Short task> Every line must be returned precisely as it is written.
____________
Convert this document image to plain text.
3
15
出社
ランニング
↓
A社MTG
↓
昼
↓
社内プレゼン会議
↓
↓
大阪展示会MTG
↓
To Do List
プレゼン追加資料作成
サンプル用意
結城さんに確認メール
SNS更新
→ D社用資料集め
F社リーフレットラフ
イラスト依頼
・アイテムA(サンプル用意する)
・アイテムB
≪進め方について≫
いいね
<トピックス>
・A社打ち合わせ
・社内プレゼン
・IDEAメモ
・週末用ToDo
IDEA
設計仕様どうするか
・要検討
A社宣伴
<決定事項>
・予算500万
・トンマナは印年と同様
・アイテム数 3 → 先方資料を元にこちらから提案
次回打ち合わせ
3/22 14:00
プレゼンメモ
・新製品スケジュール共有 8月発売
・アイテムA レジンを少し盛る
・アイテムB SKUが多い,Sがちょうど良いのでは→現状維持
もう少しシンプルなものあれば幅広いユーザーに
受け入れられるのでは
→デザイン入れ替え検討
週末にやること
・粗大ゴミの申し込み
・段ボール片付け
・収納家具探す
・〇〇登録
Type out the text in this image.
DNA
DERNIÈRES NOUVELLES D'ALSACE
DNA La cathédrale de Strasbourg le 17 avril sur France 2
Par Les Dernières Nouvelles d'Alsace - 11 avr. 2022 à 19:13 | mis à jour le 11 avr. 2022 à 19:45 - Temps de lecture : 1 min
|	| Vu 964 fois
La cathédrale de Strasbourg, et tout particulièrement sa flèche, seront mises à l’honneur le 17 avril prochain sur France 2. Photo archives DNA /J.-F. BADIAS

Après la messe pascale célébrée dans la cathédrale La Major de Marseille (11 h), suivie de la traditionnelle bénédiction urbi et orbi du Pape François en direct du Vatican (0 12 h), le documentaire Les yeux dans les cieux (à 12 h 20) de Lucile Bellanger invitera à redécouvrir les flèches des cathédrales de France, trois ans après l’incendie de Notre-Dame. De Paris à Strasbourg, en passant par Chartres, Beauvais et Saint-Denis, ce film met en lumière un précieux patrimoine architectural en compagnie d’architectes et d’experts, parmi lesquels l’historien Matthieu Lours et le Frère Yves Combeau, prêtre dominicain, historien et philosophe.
____________
Exercise solution>
Convert this document image to plain text.
3
15
出社
ランニング
↓
A社MTG
↓
昼
↓
社内プレゼン会議
↓
↓
大阪展示会MTG
↓
To Do List
プレゼン追加資料作成
サンプル用意
結城さんに確認メール
SNS更新
→ D社用資料集め
F社リーフレットラフ
イラスト依頼
・アイテムA(サンプル用意する)
・アイテムB
≪進め方について≫
いいね
<トピックス>
・A社打ち合わせ
・社内プレゼン
・IDEAメモ
・週末用ToDo
IDEA
設計仕様どうするか
・要検討
A社宣伴
<決定事項>
・予算500万
・トンマナは印年と同様
・アイテム数 3 → 先方資料を元にこちらから提案
次回打ち合わせ
3/22 14:00
プレゼンメモ
・新製品スケジュール共有 8月発売
・アイテムA レジンを少し盛る
・アイテムB SKUが多い,Sがちょうど良いのでは→現状維持
もう少しシンプルなものあれば幅広いユーザーに
受け入れられるのでは
→デザイン入れ替え検討
週末にやること
・粗大ゴミの申し込み
・段ボール片付け
・収納家具探す
・〇〇登録
Type out the text in this image.
DNA
DERNIÈRES NOUVELLES D'ALSACE
DNA La cathédrale de Strasbourg le 17 avril sur France 2
Par Les Dernières Nouvelles d'Alsace - 11 avr. 2022 à 19:13 | mis à jour le 11 avr. 2022 à 19:45 - Temps de lecture : 1 min
|	| Vu 964 fois
La cathédrale de Strasbourg, et tout particulièrement sa flèche, seront mises à l’honneur le 17 avril prochain sur France 2. Photo archives DNA /J.-F. BADIAS

Après la messe pascale célébrée dans la cathédrale La Major de Marseille (11 h), suivie de la traditionnelle bénédiction urbi et orbi du Pape François en direct du Vatican (0 12 h), le documentaire Les yeux dans les cieux (à 12 h 20) de Lucile Bellanger invitera à redécouvrir les flèches des cathédrales de France, trois ans après l’incendie de Notre-Dame. De Paris à Strasbourg, en passant par Chartres, Beauvais et Saint-Denis, ce film met en lumière un précieux patrimoine architectural en compagnie d’architectes et d’experts, parmi lesquels l’historien Matthieu Lours et le Frère Yves Combeau, prêtre dominicain, historien et philosophe.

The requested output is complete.